Look through the data below. Show each line where the string "Scutari" occurs.
▬▬▬▬▬▬▬▬▬▬
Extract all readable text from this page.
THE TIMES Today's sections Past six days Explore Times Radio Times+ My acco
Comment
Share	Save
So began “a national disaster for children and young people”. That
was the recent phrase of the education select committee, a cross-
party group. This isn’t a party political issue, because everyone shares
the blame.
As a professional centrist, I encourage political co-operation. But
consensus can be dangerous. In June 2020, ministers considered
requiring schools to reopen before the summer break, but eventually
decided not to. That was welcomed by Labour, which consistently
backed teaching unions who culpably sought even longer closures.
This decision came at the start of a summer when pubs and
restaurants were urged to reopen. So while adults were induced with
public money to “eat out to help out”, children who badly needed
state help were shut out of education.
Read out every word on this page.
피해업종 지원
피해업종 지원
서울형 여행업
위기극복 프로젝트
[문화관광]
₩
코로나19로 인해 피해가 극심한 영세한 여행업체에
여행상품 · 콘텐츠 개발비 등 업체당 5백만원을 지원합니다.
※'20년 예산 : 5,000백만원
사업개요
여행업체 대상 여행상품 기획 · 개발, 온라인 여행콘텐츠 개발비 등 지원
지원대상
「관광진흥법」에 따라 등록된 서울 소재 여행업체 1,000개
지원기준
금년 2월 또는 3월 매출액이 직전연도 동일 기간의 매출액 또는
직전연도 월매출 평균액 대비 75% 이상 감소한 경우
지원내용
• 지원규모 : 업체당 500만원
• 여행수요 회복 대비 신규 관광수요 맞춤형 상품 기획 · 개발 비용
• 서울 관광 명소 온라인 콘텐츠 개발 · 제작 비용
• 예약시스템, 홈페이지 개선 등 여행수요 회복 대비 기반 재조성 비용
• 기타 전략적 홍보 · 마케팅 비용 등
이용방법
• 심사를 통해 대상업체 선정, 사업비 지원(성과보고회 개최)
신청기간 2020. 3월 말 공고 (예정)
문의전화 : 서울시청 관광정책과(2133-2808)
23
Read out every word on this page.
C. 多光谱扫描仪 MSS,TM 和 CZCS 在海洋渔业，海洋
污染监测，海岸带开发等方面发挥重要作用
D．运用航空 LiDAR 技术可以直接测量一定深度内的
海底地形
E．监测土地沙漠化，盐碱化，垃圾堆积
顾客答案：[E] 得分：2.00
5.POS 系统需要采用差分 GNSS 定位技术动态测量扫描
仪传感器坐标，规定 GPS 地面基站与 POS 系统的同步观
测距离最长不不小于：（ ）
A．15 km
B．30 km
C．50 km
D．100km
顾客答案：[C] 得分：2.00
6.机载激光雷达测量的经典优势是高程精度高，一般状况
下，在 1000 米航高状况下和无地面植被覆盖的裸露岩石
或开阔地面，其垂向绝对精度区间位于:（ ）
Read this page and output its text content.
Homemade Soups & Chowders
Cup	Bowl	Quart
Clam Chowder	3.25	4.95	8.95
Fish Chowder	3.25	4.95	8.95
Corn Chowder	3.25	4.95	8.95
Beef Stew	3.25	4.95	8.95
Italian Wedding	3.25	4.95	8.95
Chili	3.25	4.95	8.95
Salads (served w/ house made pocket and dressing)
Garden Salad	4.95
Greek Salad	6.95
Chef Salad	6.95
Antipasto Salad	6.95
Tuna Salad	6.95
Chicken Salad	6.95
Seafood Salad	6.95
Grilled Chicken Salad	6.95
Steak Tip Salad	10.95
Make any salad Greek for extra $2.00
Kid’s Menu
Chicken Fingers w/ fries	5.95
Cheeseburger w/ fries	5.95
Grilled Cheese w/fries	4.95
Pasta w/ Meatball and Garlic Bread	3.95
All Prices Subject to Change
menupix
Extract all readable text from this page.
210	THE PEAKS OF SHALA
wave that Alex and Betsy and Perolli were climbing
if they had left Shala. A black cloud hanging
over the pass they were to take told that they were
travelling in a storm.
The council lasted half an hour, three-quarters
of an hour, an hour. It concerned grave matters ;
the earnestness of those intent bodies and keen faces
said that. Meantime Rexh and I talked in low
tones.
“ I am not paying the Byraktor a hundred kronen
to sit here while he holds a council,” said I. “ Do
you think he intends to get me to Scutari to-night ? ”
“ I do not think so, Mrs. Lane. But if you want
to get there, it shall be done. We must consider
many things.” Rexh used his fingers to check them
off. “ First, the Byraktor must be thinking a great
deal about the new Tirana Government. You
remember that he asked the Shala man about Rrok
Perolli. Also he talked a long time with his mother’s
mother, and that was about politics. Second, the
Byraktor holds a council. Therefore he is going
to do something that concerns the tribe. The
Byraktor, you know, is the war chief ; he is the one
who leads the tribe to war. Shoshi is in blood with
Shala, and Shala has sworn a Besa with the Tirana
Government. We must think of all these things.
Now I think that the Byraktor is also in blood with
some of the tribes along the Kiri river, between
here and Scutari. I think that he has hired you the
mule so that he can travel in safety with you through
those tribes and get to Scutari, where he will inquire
▬▬▬▬▬▬▬▬▬▬
#### [REPLY TO THE EXERCISE]
you think he intends to get me to Scutari to-night ? ”
here and Scutari. I think that he has hired you the
those tribes and get to Scutari, where he will inquire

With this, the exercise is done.